WORK INSTRUCTIONS ->
Reproduce each line bearing the word "КазЭнергоМашЭкология".

Stored entries ->
┌──

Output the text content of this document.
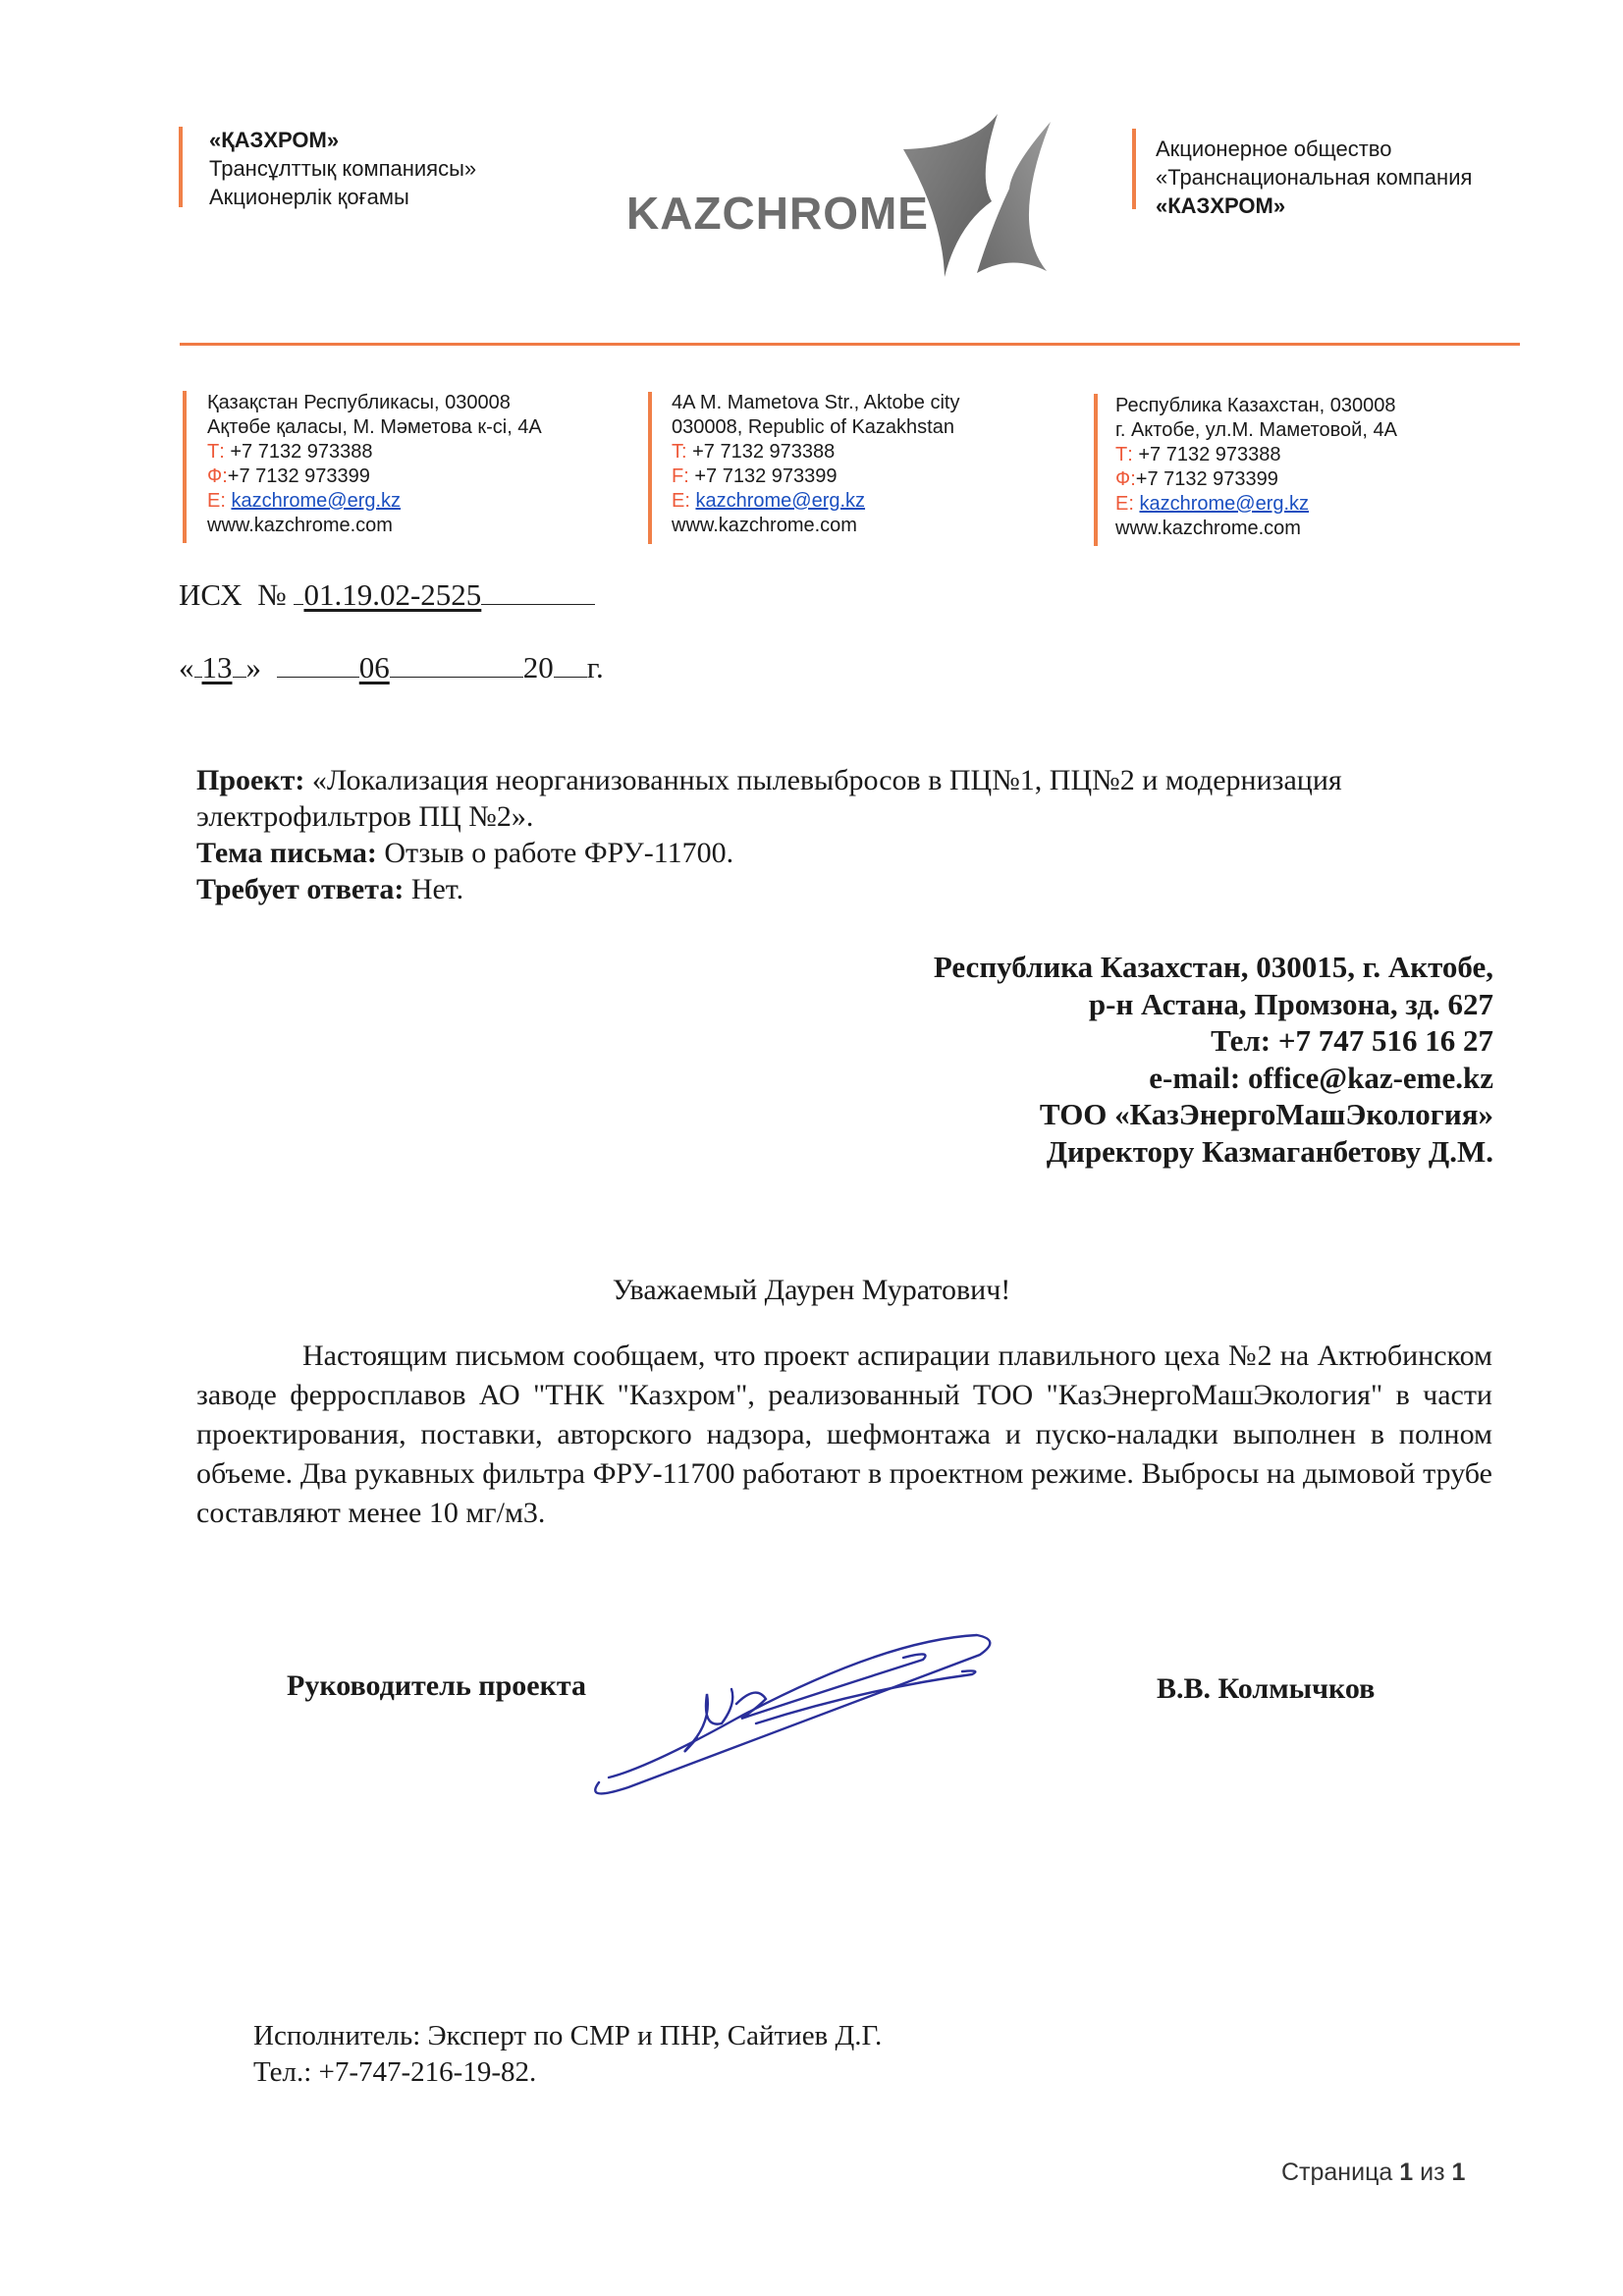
«ҚАЗХРОМ»
Трансұлттық компаниясы»
Акционерлік қоғамы	KAZCHROME
Акционерное общество
«Транснациональная компания
«КАЗХРОМ»
Қазақстан Республикасы, 030008
Ақтөбе қаласы, М. Мәметова к-сі, 4А
Т: +7 7132 973388
Ф:+7 7132 973399
Е: kazchrome@erg.kz
www.kazchrome.com
4A M. Mametova Str., Aktobe city
030008, Republic of Kazakhstan
T: +7 7132 973388
F: +7 7132 973399
E: kazchrome@erg.kz
www.kazchrome.com
Республика Казахстан, 030008
г. Актобе, ул.М. Маметовой, 4А
Т: +7 7132 973388
Ф:+7 7132 973399
Е: kazchrome@erg.kz
www.kazchrome.com
ИСХ  № 01.19.02-2525
« 13 »	06	20 г.
Проект: «Локализация неорганизованных пылевыбросов в ПЦ№1, ПЦ№2 и модернизация электрофильтров ПЦ №2».
Тема письма: Отзыв о работе ФРУ-11700.
Требует ответа: Нет.
Республика Казахстан, 030015, г. Актобе,
р-н Астана, Промзона, зд. 627
Тел: +7 747 516 16 27
e-mail: office@kaz-eme.kz
ТОО «КазЭнергоМашЭкология»
Директору Казмаганбетову Д.М.
Уважаемый Даурен Муратович!
Настоящим письмом сообщаем, что проект аспирации плавильного цеха №2 на Актюбинском заводе ферросплавов АО "ТНК "Казхром", реализованный ТОО "КазЭнергоМашЭкология" в части проектирования, поставки, авторского надзора, шефмонтажа и пуско-наладки выполнен в полном объеме. Два рукавных фильтра ФРУ-11700 работают в проектном режиме. Выбросы на дымовой трубе составляют менее 10 мг/м3.
Руководитель проекта	В.В. Колмычков
Исполнитель: Эксперт по СМР и ПНР, Сайтиев Д.Г.
Тел.: +7-747-216-19-82.
Страница 1 из 1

└──

OUTPUT OF THE EXERCISE ->
ТОО «КазЭнергоМашЭкология»
Настоящим письмом сообщаем, что проект аспирации плавильного цеха №2 на Актюбинском заводе ферросплавов АО "ТНК "Казхром", реализованный ТОО "КазЭнергоМашЭкология" в части проектирования, поставки, авторского надзора, шефмонтажа и пуско-наладки выполнен в полном объеме. Два рукавных фильтра ФРУ-11700 работают в проектном режиме. Выбросы на дымовой трубе составляют менее 10 мг/м3.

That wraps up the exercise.